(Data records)
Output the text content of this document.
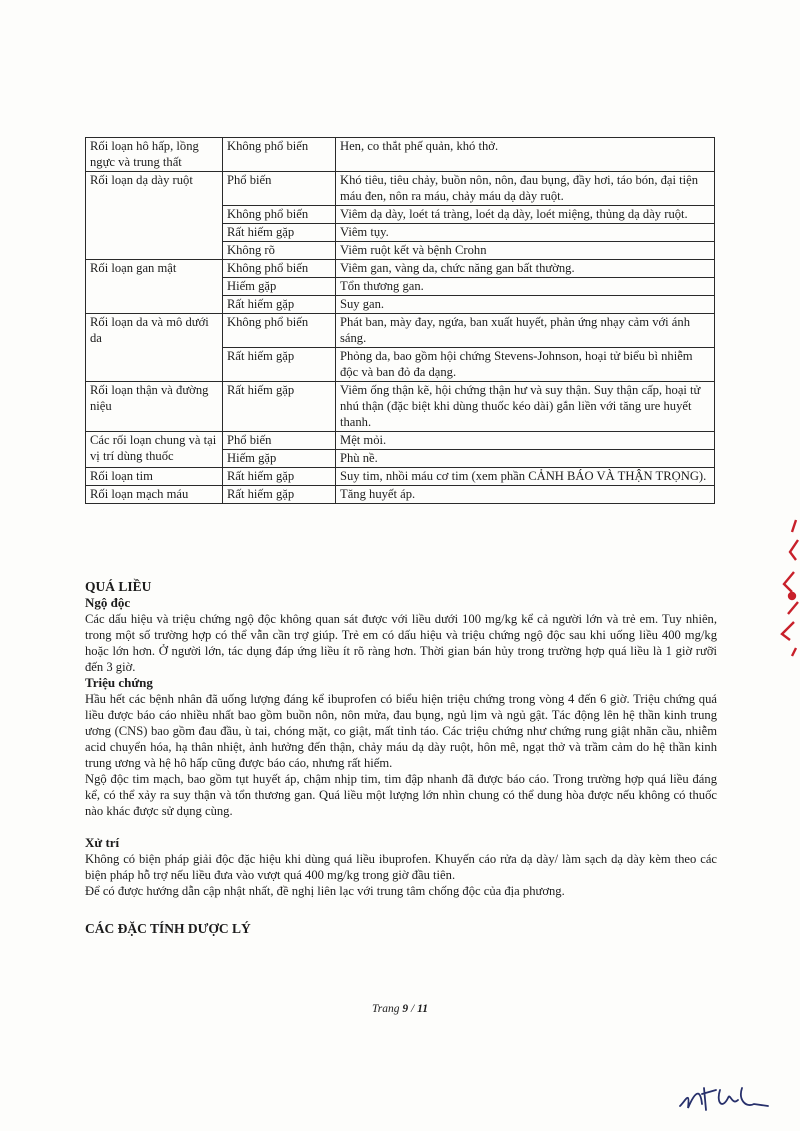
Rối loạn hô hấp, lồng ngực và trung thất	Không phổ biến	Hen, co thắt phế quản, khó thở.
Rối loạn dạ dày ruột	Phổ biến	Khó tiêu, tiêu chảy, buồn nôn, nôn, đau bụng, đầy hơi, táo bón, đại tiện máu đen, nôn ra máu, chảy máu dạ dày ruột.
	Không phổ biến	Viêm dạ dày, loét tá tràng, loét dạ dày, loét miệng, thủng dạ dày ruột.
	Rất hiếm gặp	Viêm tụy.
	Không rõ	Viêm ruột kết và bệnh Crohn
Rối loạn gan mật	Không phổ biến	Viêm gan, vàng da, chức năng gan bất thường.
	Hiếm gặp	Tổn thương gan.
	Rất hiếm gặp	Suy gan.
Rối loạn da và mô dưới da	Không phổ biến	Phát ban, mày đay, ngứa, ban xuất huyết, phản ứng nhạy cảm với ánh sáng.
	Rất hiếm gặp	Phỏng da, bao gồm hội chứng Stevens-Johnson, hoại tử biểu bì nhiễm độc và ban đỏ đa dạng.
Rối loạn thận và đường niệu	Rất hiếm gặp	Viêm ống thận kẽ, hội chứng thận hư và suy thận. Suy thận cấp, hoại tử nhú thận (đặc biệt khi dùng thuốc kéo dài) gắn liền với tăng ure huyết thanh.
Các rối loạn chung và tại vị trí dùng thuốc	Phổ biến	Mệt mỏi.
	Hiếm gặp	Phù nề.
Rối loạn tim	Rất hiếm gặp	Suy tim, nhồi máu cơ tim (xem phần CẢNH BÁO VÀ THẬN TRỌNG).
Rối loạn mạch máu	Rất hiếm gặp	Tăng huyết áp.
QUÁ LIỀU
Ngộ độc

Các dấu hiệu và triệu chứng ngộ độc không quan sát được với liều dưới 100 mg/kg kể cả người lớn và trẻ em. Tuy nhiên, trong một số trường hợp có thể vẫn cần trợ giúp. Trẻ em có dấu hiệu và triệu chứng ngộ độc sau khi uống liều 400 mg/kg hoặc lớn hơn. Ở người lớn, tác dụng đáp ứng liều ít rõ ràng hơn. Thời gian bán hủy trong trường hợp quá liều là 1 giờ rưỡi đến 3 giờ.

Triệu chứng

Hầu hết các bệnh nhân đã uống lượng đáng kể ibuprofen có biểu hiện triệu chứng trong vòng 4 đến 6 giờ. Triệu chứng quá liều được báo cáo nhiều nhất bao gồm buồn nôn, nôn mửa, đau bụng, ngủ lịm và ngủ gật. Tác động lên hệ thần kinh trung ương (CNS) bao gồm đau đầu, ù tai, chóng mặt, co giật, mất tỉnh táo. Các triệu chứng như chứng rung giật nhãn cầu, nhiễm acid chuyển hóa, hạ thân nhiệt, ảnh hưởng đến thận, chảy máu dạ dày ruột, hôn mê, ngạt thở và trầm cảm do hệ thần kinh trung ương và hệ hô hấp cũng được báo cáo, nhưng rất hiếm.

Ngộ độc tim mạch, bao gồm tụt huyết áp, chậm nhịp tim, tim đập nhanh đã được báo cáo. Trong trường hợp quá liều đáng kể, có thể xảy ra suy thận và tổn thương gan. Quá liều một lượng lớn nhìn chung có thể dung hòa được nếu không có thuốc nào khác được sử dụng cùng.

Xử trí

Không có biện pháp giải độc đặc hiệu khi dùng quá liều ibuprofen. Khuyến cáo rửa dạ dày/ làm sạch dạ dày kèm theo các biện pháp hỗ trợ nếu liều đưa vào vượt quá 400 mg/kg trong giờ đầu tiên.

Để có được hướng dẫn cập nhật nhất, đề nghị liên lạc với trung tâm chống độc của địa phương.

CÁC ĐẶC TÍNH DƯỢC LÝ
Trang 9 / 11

## Given request
What is the number of lines above that contain "bệnh"? Answer with that number only.

## Reply to the task
2